• _What the exercise asks_
Leave out every picture, then transcribe the rest of the listing exactly.
--- START Material ---
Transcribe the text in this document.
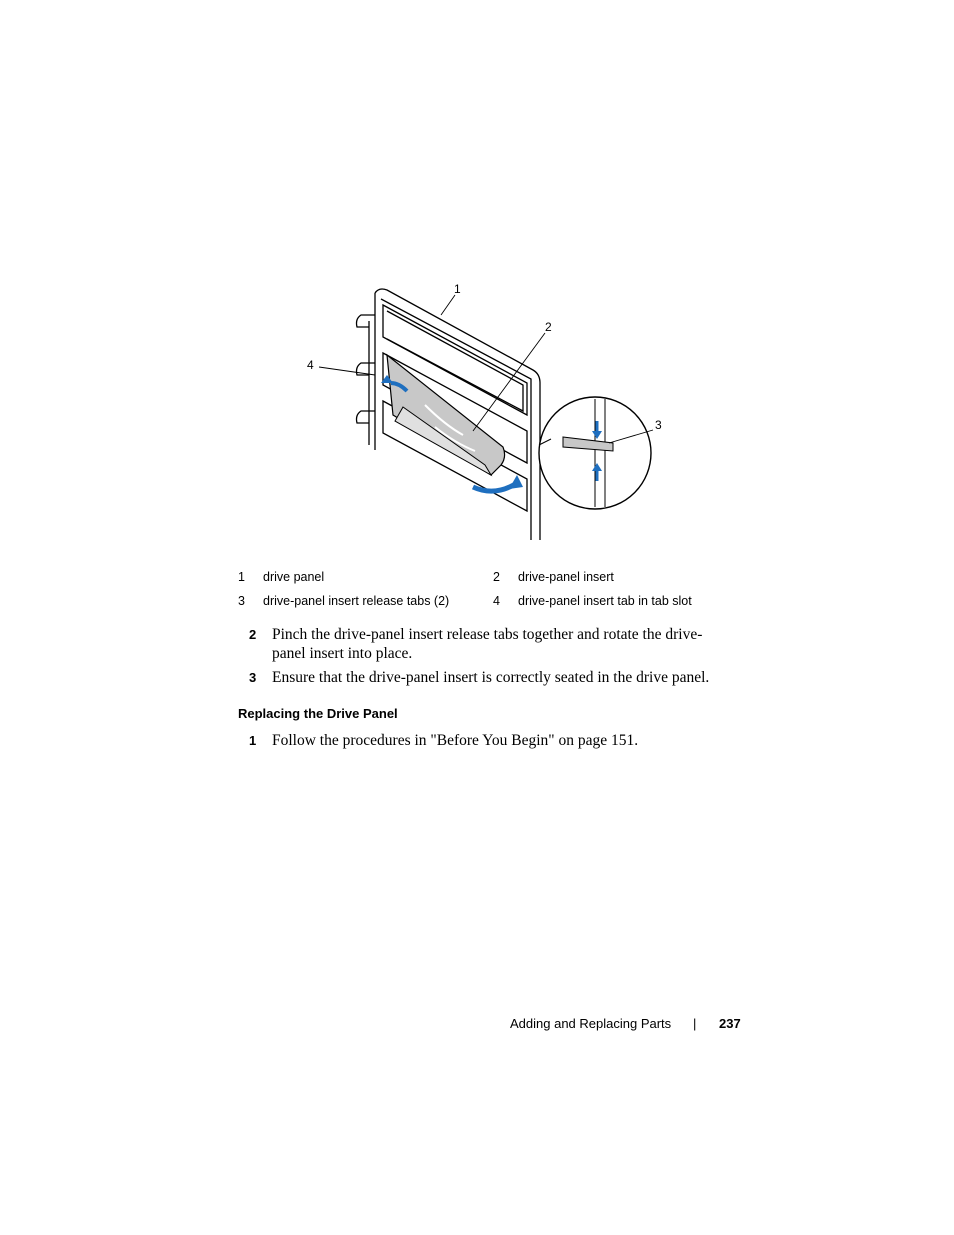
1
2
3
4
1	drive panel	2	drive-panel insert
3	drive-panel insert release tabs (2)	4	drive-panel insert tab in tab slot
2 Pinch the drive-panel insert release tabs together and rotate the drive-panel insert into place.
3 Ensure that the drive-panel insert is correctly seated in the drive panel.
Replacing the Drive Panel
1 Follow the procedures in "Before You Begin" on page 151.
Adding and Replacing Parts | 237
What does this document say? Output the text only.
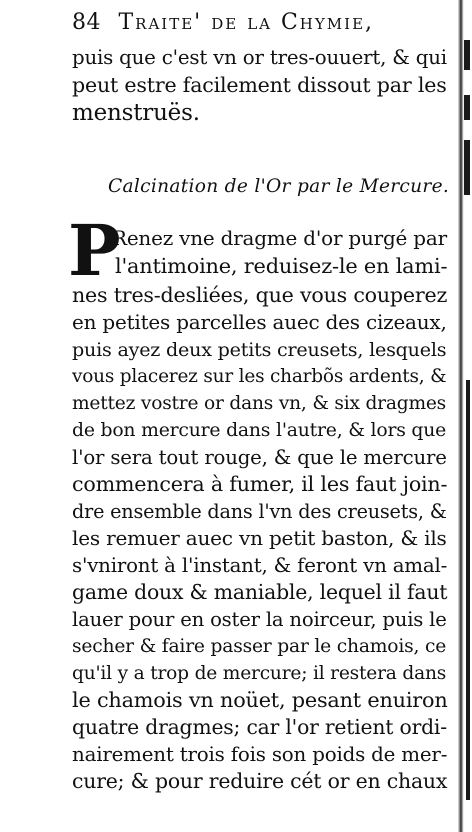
84 Traite' de la Chymie,
puis que c'est vn or tres-ouuert, & qui
peut estre facilement dissout par les
menstruës.
Calcination de l'Or par le Mercure.
P
Renez vne dragme d'or purgé par
l'antimoine, reduisez-le en lami-
nes tres-desliées, que vous couperez
en petites parcelles auec des cizeaux,
puis ayez deux petits creusets, lesquels
vous placerez sur les charbõs ardents, &
mettez vostre or dans vn, & six dragmes
de bon mercure dans l'autre, & lors que
l'or sera tout rouge, & que le mercure
commencera à fumer, il les faut join-
dre ensemble dans l'vn des creusets, &
les remuer auec vn petit baston, & ils
s'vniront à l'instant, & feront vn amal-
game doux & maniable, lequel il faut
lauer pour en oster la noirceur, puis le
secher & faire passer par le chamois, ce
qu'il y a trop de mercure; il restera dans
le chamois vn noüet, pesant enuiron
quatre dragmes; car l'or retient ordi-
nairement trois fois son poids de mer-
cure; & pour reduire cét or en chaux
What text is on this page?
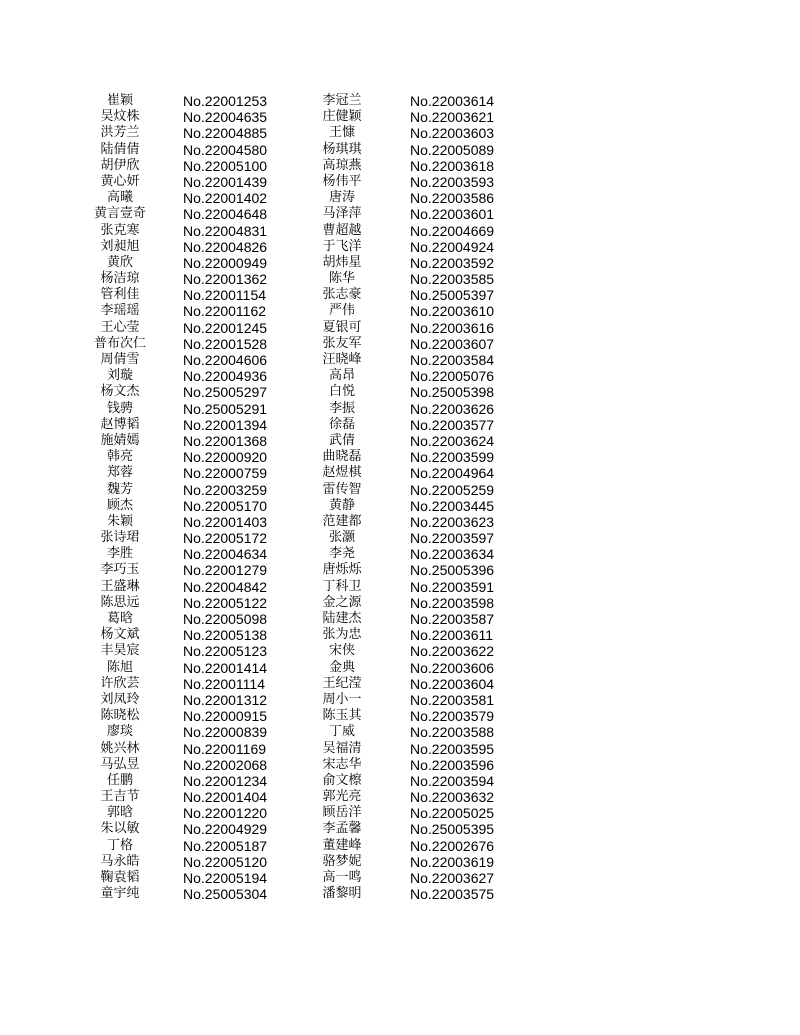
崔颖	No.22001253	李冠兰	No.22003614
吴炆株	No.22004635	庄健颖	No.22003621
洪芳兰	No.22004885	王慷	No.22003603
陆倩倩	No.22004580	杨琪琪	No.22005089
胡伊欣	No.22005100	高琼燕	No.22003618
黄心妍	No.22001439	杨伟平	No.22003593
高曦	No.22001402	唐涛	No.22003586
黄言壹奇	No.22004648	马泽萍	No.22003601
张克寒	No.22004831	曹超越	No.22004669
刘昶旭	No.22004826	于飞洋	No.22004924
黄欣	No.22000949	胡炜星	No.22003592
杨洁琼	No.22001362	陈华	No.22003585
管利佳	No.22001154	张志豪	No.25005397
李瑶瑶	No.22001162	严伟	No.22003610
王心莹	No.22001245	夏银可	No.22003616
普布次仁	No.22001528	张友军	No.22003607
周倩雪	No.22004606	汪晓峰	No.22003584
刘璇	No.22004936	高昂	No.22005076
杨文杰	No.25005297	白悦	No.25005398
钱骋	No.25005291	李振	No.22003626
赵博韬	No.22001394	徐磊	No.22003577
施婧嫣	No.22001368	武倩	No.22003624
韩亮	No.22000920	曲晓磊	No.22003599
郑蓉	No.22000759	赵煜棋	No.22004964
魏芳	No.22003259	雷传智	No.22005259
顾杰	No.22005170	黄静	No.22003445
朱颖	No.22001403	范建都	No.22003623
张诗珺	No.22005172	张灏	No.22003597
李胜	No.22004634	李尧	No.22003634
李巧玉	No.22001279	唐烁烁	No.25005396
王盛琳	No.22004842	丁科卫	No.22003591
陈思远	No.22005122	金之源	No.22003598
葛晗	No.22005098	陆建杰	No.22003587
杨文斌	No.22005138	张为忠	No.22003611
丰昊宸	No.22005123	宋侠	No.22003622
陈旭	No.22001414	金典	No.22003606
许欣芸	No.22001114	王纪滢	No.22003604
刘凤玲	No.22001312	周小一	No.22003581
陈晓松	No.22000915	陈玉其	No.22003579
廖琰	No.22000839	丁威	No.22003588
姚兴林	No.22001169	吴福清	No.22003595
马弘昱	No.22002068	宋志华	No.22003596
任鹏	No.22001234	俞文檫	No.22003594
王吉节	No.22001404	郭光亮	No.22003632
郭晗	No.22001220	顾岳洋	No.22005025
朱以敏	No.22004929	李孟馨	No.25005395
丁格	No.22005187	董建峰	No.22002676
马永皓	No.22005120	骆梦妮	No.22003619
鞠袁韬	No.22005194	高一鸣	No.22003627
童宇纯	No.25005304	潘黎明	No.22003575
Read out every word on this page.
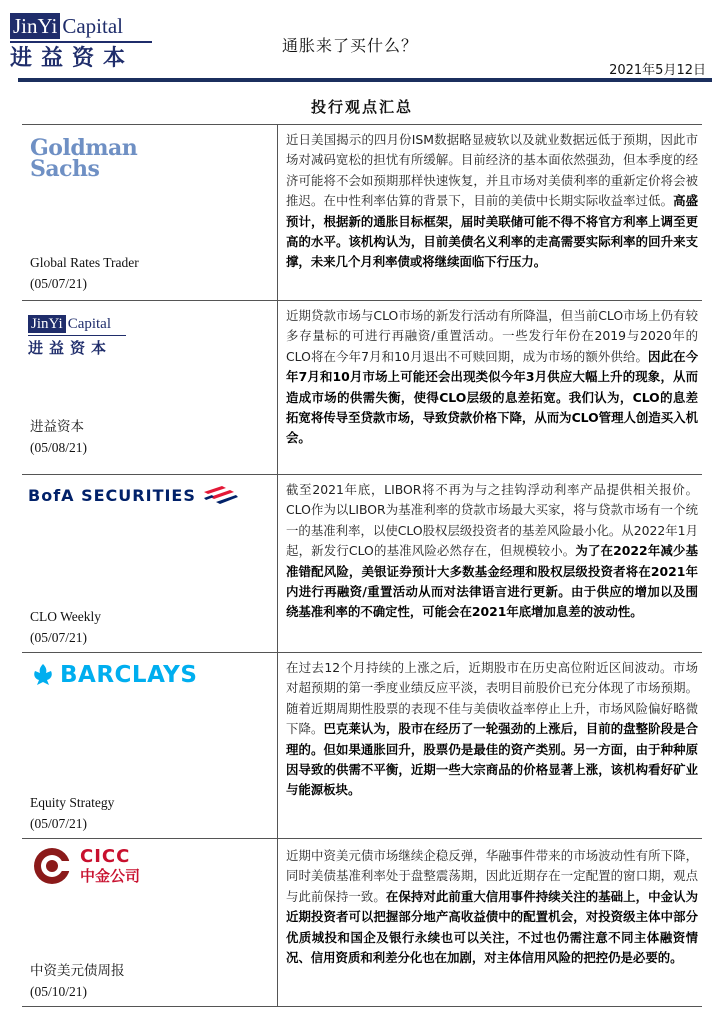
JinYi Capital
进益资本
通胀来了买什么？
2021年5月12日
投行观点汇总
Goldman
Sachs
Global Rates Trader
(05/07/21)
近日美国揭示的四月份ISM数据略显疲软以及就业数据远低于预期，因此市场对减码宽松的担忧有所缓解。目前经济的基本面依然强劲，但本季度的经济可能将不会如预期那样快速恢复，并且市场对美债利率的重新定价将会被推迟。在中性利率估算的背景下，目前的美债中长期实际收益率过低。高盛预计，根据新的通胀目标框架，届时美联储可能不得不将官方利率上调至更高的水平。该机构认为，目前美债名义利率的走高需要实际利率的回升来支撑，未来几个月利率债或将继续面临下行压力。
JinYi Capital
进益资本
进益资本
(05/08/21)
近期贷款市场与CLO市场的新发行活动有所降温，但当前CLO市场上仍有较多存量标的可进行再融资/重置活动。一些发行年份在2019与2020年的CLO将在今年7月和10月退出不可赎回期，成为市场的额外供给。因此在今年7月和10月市场上可能还会出现类似今年3月供应大幅上升的现象，从而造成市场的供需失衡，使得CLO层级的息差拓宽。我们认为，CLO的息差拓宽将传导至贷款市场，导致贷款价格下降，从而为CLO管理人创造买入机会。
BofA SECURITIES
CLO Weekly
(05/07/21)
截至2021年底，LIBOR将不再为与之挂钩浮动利率产品提供相关报价。CLO作为以LIBOR为基准利率的贷款市场最大买家，将与贷款市场有一个统一的基准利率，以使CLO股权层级投资者的基差风险最小化。从2022年1月起，新发行CLO的基准风险必然存在，但规模较小。为了在2022年减少基准错配风险，美银证券预计大多数基金经理和股权层级投资者将在2021年内进行再融资/重置活动从而对法律语言进行更新。由于供应的增加以及围绕基准利率的不确定性，可能会在2021年底增加息差的波动性。
BARCLAYS
Equity Strategy
(05/07/21)
在过去12个月持续的上涨之后，近期股市在历史高位附近区间波动。市场对超预期的第一季度业绩反应平淡，表明目前股价已充分体现了市场预期。随着近期周期性股票的表现不佳与美债收益率停止上升，市场风险偏好略微下降。巴克莱认为，股市在经历了一轮强劲的上涨后，目前的盘整阶段是合理的。但如果通胀回升，股票仍是最佳的资产类别。另一方面，由于种种原因导致的供需不平衡，近期一些大宗商品的价格显著上涨，该机构看好矿业与能源板块。
CICC
中金公司
中资美元债周报
(05/10/21)
近期中资美元债市场继续企稳反弹，华融事件带来的市场波动性有所下降，同时美债基准利率处于盘整震荡期，因此近期存在一定配置的窗口期，观点与此前保持一致。在保持对此前重大信用事件持续关注的基础上，中金认为近期投资者可以把握部分地产高收益债中的配置机会，对投资级主体中部分优质城投和国企及银行永续也可以关注，不过也仍需注意不同主体融资情况、信用资质和利差分化也在加剧，对主体信用风险的把控仍是必要的。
--- END Material ---
• _Finished task_
Transcribe the text in this document.
1
2
3
4
1	drive panel	2	drive-panel insert
3	drive-panel insert release tabs (2)	4	drive-panel insert tab in tab slot
2 Pinch the drive-panel insert release tabs together and rotate the drive-panel insert into place.
3 Ensure that the drive-panel insert is correctly seated in the drive panel.
Replacing the Drive Panel
1 Follow the procedures in "Before You Begin" on page 151.
Adding and Replacing Parts | 237
What does this document say? Output the text only.
84 Traite' de la Chymie,
puis que c'est vn or tres-ouuert, & qui
peut estre facilement dissout par les
menstruës.
Calcination de l'Or par le Mercure.
P
Renez vne dragme d'or purgé par
l'antimoine, reduisez-le en lami-
nes tres-desliées, que vous couperez
en petites parcelles auec des cizeaux,
puis ayez deux petits creusets, lesquels
vous placerez sur les charbõs ardents, &
mettez vostre or dans vn, & six dragmes
de bon mercure dans l'autre, & lors que
l'or sera tout rouge, & que le mercure
commencera à fumer, il les faut join-
dre ensemble dans l'vn des creusets, &
les remuer auec vn petit baston, & ils
s'vniront à l'instant, & feront vn amal-
game doux & maniable, lequel il faut
lauer pour en oster la noirceur, puis le
secher & faire passer par le chamois, ce
qu'il y a trop de mercure; il restera dans
le chamois vn noüet, pesant enuiron
quatre dragmes; car l'or retient ordi-
nairement trois fois son poids de mer-
cure; & pour reduire cét or en chaux
What text is on this page?
崔颖	No.22001253	李冠兰	No.22003614
吴炆株	No.22004635	庄健颖	No.22003621
洪芳兰	No.22004885	王慷	No.22003603
陆倩倩	No.22004580	杨琪琪	No.22005089
胡伊欣	No.22005100	高琼燕	No.22003618
黄心妍	No.22001439	杨伟平	No.22003593
高曦	No.22001402	唐涛	No.22003586
黄言壹奇	No.22004648	马泽萍	No.22003601
张克寒	No.22004831	曹超越	No.22004669
刘昶旭	No.22004826	于飞洋	No.22004924
黄欣	No.22000949	胡炜星	No.22003592
杨洁琼	No.22001362	陈华	No.22003585
管利佳	No.22001154	张志豪	No.25005397
李瑶瑶	No.22001162	严伟	No.22003610
王心莹	No.22001245	夏银可	No.22003616
普布次仁	No.22001528	张友军	No.22003607
周倩雪	No.22004606	汪晓峰	No.22003584
刘璇	No.22004936	高昂	No.22005076
杨文杰	No.25005297	白悦	No.25005398
钱骋	No.25005291	李振	No.22003626
赵博韬	No.22001394	徐磊	No.22003577
施婧嫣	No.22001368	武倩	No.22003624
韩亮	No.22000920	曲晓磊	No.22003599
郑蓉	No.22000759	赵煜棋	No.22004964
魏芳	No.22003259	雷传智	No.22005259
顾杰	No.22005170	黄静	No.22003445
朱颖	No.22001403	范建都	No.22003623
张诗珺	No.22005172	张灏	No.22003597
李胜	No.22004634	李尧	No.22003634
李巧玉	No.22001279	唐烁烁	No.25005396
王盛琳	No.22004842	丁科卫	No.22003591
陈思远	No.22005122	金之源	No.22003598
葛晗	No.22005098	陆建杰	No.22003587
杨文斌	No.22005138	张为忠	No.22003611
丰昊宸	No.22005123	宋侠	No.22003622
陈旭	No.22001414	金典	No.22003606
许欣芸	No.22001114	王纪滢	No.22003604
刘凤玲	No.22001312	周小一	No.22003581
陈晓松	No.22000915	陈玉其	No.22003579
廖琰	No.22000839	丁威	No.22003588
姚兴林	No.22001169	吴福清	No.22003595
马弘昱	No.22002068	宋志华	No.22003596
任鹏	No.22001234	俞文檫	No.22003594
王吉节	No.22001404	郭光亮	No.22003632
郭晗	No.22001220	顾岳洋	No.22005025
朱以敏	No.22004929	李孟馨	No.25005395
丁格	No.22005187	董建峰	No.22002676
马永皓	No.22005120	骆梦妮	No.22003619
鞠袁韬	No.22005194	高一鸣	No.22003627
童宇纯	No.25005304	潘黎明	No.22003575
Read out every word on this page.
JinYi Capital
进益资本
通胀来了买什么？
2021年5月12日
投行观点汇总
Goldman
Sachs
Global Rates Trader
(05/07/21)
近日美国揭示的四月份ISM数据略显疲软以及就业数据远低于预期，因此市场对减码宽松的担忧有所缓解。目前经济的基本面依然强劲，但本季度的经济可能将不会如预期那样快速恢复，并且市场对美债利率的重新定价将会被推迟。在中性利率估算的背景下，目前的美债中长期实际收益率过低。高盛预计，根据新的通胀目标框架，届时美联储可能不得不将官方利率上调至更高的水平。该机构认为，目前美债名义利率的走高需要实际利率的回升来支撑，未来几个月利率债或将继续面临下行压力。
JinYi Capital
进益资本
进益资本
(05/08/21)
近期贷款市场与CLO市场的新发行活动有所降温，但当前CLO市场上仍有较多存量标的可进行再融资/重置活动。一些发行年份在2019与2020年的CLO将在今年7月和10月退出不可赎回期，成为市场的额外供给。因此在今年7月和10月市场上可能还会出现类似今年3月供应大幅上升的现象，从而造成市场的供需失衡，使得CLO层级的息差拓宽。我们认为，CLO的息差拓宽将传导至贷款市场，导致贷款价格下降，从而为CLO管理人创造买入机会。
BofA SECURITIES
CLO Weekly
(05/07/21)
截至2021年底，LIBOR将不再为与之挂钩浮动利率产品提供相关报价。CLO作为以LIBOR为基准利率的贷款市场最大买家，将与贷款市场有一个统一的基准利率，以使CLO股权层级投资者的基差风险最小化。从2022年1月起，新发行CLO的基准风险必然存在，但规模较小。为了在2022年减少基准错配风险，美银证券预计大多数基金经理和股权层级投资者将在2021年内进行再融资/重置活动从而对法律语言进行更新。由于供应的增加以及围绕基准利率的不确定性，可能会在2021年底增加息差的波动性。
BARCLAYS
Equity Strategy
(05/07/21)
在过去12个月持续的上涨之后，近期股市在历史高位附近区间波动。市场对超预期的第一季度业绩反应平淡，表明目前股价已充分体现了市场预期。随着近期周期性股票的表现不佳与美债收益率停止上升，市场风险偏好略微下降。巴克莱认为，股市在经历了一轮强劲的上涨后，目前的盘整阶段是合理的。但如果通胀回升，股票仍是最佳的资产类别。另一方面，由于种种原因导致的供需不平衡，近期一些大宗商品的价格显著上涨，该机构看好矿业与能源板块。
CICC
中金公司
中资美元债周报
(05/10/21)
近期中资美元债市场继续企稳反弹，华融事件带来的市场波动性有所下降，同时美债基准利率处于盘整震荡期，因此近期存在一定配置的窗口期，观点与此前保持一致。在保持对此前重大信用事件持续关注的基础上，中金认为近期投资者可以把握部分地产高收益债中的配置机会，对投资级主体中部分优质城投和国企及银行永续也可以关注，不过也仍需注意不同主体融资情况、信用资质和利差分化也在加剧，对主体信用风险的把控仍是必要的。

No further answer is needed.